Task objective>
Copy out all lines that carry the word "path".

Data provided>
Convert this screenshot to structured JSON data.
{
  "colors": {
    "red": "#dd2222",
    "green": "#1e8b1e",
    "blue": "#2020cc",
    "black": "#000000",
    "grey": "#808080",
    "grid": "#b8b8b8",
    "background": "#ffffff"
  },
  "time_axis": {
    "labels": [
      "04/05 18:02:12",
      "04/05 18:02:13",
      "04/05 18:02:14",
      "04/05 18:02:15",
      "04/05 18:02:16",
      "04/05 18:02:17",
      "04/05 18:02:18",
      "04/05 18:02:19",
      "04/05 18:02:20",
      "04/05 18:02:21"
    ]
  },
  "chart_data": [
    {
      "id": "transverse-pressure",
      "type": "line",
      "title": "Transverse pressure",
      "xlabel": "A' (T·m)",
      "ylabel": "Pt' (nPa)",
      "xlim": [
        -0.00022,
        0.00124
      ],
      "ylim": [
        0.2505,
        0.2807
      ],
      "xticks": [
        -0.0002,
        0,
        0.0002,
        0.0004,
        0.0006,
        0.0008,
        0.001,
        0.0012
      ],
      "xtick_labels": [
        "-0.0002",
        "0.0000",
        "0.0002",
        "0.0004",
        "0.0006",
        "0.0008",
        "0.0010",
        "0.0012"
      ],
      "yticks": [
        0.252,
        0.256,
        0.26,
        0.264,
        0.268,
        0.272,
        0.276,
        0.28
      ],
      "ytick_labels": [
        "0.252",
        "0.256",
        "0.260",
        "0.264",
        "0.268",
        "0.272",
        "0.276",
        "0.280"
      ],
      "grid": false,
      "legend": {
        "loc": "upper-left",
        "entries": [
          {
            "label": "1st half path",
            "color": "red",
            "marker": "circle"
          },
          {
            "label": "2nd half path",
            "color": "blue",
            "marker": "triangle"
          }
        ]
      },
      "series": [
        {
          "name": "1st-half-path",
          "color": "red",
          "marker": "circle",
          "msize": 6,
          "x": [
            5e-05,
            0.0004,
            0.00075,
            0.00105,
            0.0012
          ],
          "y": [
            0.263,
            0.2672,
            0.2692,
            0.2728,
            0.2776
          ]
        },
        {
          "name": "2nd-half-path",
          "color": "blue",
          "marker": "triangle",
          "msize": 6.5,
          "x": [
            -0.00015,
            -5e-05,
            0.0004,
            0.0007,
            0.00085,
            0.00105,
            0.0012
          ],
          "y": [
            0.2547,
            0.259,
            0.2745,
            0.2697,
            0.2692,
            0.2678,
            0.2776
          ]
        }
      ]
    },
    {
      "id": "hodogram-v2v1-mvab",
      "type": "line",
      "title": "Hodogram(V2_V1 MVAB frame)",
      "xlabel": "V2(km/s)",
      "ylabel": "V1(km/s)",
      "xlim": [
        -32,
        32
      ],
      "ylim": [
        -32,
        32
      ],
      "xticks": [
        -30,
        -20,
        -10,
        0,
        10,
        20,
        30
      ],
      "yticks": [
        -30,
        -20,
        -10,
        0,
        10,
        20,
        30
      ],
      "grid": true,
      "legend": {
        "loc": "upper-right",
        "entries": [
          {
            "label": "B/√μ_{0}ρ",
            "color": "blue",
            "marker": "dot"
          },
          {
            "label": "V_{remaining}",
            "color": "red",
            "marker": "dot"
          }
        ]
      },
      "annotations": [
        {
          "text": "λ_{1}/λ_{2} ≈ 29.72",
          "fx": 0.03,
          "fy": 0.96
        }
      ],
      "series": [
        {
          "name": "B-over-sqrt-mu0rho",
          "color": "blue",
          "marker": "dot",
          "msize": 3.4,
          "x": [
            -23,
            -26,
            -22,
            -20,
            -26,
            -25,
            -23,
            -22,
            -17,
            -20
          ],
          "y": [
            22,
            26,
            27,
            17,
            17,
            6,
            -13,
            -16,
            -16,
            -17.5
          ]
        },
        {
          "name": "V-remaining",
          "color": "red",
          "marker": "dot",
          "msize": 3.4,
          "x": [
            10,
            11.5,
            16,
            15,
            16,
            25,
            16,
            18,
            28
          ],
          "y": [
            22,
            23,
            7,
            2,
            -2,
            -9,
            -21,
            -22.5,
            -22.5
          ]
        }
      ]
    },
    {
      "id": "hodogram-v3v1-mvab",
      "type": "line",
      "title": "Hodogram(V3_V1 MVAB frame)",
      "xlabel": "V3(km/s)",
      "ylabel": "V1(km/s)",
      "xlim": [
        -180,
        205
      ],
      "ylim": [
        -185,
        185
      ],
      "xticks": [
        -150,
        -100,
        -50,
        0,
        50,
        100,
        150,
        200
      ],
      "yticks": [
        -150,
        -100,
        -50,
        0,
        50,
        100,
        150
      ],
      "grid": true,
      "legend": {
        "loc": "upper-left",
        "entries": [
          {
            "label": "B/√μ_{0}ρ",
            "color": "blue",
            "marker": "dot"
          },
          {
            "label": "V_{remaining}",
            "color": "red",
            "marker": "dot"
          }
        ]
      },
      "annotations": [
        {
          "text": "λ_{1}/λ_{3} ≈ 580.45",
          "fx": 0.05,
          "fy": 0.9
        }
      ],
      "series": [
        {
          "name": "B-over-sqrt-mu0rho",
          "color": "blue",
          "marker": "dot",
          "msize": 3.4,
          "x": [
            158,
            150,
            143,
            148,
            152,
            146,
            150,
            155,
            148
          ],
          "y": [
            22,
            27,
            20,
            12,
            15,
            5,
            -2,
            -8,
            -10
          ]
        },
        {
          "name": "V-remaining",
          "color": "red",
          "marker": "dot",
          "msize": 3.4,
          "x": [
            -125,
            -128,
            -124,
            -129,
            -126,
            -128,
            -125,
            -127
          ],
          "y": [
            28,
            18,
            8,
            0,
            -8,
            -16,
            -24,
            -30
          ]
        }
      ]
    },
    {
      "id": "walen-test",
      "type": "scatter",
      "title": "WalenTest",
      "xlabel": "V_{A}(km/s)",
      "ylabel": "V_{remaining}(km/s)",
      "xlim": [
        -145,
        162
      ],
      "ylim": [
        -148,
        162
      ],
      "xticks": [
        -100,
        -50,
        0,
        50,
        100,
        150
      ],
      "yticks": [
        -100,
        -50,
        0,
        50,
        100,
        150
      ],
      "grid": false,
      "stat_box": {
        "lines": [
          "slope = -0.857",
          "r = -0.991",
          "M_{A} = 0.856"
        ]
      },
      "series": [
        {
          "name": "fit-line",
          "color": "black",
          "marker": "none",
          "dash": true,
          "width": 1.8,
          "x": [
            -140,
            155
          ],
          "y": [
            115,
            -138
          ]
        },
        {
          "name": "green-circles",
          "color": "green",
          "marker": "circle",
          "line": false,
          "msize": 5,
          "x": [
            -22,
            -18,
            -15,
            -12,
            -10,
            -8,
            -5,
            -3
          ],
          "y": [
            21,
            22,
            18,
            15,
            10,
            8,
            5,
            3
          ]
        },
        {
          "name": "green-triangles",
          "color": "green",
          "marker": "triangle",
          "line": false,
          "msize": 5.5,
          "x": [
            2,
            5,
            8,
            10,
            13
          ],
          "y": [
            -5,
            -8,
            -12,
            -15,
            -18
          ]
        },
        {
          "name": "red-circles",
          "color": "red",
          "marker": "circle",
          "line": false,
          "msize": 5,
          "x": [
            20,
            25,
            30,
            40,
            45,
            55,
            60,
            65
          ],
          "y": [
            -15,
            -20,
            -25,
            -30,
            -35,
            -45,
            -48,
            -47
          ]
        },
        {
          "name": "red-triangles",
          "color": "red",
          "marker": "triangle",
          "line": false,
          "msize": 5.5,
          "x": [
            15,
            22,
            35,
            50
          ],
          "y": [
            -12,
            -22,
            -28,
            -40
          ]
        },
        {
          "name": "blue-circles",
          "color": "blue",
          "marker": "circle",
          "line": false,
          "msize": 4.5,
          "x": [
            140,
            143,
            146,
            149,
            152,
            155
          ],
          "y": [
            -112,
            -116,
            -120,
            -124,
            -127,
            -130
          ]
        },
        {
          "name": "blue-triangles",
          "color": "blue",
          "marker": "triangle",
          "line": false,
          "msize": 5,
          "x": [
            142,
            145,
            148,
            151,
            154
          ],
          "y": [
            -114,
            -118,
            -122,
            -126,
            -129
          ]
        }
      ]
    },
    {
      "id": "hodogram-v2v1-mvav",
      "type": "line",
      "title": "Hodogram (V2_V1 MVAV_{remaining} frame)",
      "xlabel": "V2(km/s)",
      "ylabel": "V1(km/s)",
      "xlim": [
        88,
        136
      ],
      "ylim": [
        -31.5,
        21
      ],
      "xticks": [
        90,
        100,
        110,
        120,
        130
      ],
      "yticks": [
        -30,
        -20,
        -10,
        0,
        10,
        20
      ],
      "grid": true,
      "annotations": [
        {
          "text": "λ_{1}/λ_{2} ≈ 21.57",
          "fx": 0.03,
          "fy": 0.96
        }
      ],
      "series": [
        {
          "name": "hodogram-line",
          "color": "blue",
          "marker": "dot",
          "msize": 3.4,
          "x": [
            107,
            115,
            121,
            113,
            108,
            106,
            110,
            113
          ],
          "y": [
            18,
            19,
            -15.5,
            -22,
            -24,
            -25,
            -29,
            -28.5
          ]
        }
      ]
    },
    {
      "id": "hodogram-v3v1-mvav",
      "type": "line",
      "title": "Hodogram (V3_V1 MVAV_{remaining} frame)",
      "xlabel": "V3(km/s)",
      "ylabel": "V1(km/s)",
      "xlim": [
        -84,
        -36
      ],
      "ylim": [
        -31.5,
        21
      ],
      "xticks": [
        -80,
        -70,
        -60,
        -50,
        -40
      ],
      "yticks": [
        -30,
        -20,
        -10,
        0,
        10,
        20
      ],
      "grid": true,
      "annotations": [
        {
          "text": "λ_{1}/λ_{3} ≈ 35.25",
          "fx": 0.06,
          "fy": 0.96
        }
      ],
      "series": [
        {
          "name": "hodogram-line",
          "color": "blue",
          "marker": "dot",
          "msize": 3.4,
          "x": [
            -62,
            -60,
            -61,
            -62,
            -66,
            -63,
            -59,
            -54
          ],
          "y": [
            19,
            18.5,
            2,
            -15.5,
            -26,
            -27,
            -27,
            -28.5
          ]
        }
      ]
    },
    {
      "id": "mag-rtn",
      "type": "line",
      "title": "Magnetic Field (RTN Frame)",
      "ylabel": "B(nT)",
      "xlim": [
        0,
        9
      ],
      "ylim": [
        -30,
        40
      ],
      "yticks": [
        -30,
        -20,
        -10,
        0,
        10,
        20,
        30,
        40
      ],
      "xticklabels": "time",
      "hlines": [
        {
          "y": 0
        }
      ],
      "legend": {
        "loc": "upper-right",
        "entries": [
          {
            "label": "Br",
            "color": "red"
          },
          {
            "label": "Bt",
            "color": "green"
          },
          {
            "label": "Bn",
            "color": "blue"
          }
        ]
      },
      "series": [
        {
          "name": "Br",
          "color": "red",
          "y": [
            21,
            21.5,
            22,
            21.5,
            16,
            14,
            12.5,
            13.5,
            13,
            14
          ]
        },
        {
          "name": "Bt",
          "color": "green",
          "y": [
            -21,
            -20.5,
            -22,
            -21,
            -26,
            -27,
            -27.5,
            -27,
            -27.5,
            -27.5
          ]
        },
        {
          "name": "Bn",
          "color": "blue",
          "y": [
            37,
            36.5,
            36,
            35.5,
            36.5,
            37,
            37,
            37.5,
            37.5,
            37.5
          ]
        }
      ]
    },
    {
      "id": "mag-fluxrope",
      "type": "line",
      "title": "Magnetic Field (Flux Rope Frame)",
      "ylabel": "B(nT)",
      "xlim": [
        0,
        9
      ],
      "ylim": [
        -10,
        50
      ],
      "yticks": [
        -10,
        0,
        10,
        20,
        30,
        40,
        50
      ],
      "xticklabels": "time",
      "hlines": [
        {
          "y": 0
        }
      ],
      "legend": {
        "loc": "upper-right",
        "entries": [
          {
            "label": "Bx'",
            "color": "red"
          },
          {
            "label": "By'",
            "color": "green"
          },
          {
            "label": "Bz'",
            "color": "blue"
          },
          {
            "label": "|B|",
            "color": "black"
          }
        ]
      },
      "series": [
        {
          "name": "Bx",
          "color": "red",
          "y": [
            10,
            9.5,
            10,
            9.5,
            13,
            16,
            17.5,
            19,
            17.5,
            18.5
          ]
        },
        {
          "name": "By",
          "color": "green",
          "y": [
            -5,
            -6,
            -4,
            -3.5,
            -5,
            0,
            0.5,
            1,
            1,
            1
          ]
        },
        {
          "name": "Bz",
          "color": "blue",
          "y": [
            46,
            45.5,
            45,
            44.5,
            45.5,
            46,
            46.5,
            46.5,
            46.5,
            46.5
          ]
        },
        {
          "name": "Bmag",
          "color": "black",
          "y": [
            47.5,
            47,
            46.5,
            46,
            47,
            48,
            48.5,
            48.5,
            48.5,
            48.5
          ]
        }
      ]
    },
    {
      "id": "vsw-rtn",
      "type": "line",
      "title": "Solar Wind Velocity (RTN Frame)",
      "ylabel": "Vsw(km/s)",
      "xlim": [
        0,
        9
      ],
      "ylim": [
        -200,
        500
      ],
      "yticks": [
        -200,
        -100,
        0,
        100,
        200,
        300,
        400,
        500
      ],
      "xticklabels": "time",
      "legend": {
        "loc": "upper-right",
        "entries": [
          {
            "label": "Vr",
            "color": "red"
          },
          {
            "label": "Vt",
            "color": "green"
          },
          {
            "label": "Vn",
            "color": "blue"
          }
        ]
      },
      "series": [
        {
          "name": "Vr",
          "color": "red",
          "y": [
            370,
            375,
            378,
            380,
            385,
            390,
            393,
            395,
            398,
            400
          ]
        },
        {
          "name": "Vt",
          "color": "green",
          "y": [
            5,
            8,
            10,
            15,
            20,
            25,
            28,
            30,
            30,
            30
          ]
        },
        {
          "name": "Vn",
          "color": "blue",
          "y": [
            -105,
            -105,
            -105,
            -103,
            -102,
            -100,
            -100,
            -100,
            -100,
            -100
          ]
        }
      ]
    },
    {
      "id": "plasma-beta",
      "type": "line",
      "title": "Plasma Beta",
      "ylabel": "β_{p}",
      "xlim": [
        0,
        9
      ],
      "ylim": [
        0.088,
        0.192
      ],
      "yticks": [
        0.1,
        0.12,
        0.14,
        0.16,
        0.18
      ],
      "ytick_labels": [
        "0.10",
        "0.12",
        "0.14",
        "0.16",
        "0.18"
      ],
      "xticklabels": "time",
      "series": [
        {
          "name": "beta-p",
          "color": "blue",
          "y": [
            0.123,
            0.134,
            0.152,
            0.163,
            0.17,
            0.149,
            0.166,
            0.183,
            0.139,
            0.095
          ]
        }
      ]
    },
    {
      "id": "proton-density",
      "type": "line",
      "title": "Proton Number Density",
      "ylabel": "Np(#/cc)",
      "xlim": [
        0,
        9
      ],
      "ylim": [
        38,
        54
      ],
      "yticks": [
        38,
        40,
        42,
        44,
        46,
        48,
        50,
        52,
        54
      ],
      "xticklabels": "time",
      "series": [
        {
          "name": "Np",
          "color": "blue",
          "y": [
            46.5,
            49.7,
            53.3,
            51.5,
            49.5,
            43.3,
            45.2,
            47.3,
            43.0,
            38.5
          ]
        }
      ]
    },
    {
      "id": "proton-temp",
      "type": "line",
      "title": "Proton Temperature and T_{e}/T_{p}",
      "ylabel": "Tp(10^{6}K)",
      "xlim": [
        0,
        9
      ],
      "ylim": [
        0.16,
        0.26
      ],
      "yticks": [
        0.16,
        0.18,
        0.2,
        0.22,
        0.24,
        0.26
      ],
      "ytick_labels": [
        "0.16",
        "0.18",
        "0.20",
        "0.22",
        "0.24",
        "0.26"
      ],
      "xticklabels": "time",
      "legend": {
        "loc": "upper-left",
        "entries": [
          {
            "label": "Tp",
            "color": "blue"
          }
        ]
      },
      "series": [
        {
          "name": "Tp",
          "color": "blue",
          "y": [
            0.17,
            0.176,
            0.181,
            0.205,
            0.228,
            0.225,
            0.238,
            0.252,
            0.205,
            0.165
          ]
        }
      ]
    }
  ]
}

Exercise result>
            "label": "1st half path",
            "label": "2nd half path",
          "name": "1st-half-path",
          "name": "2nd-half-path",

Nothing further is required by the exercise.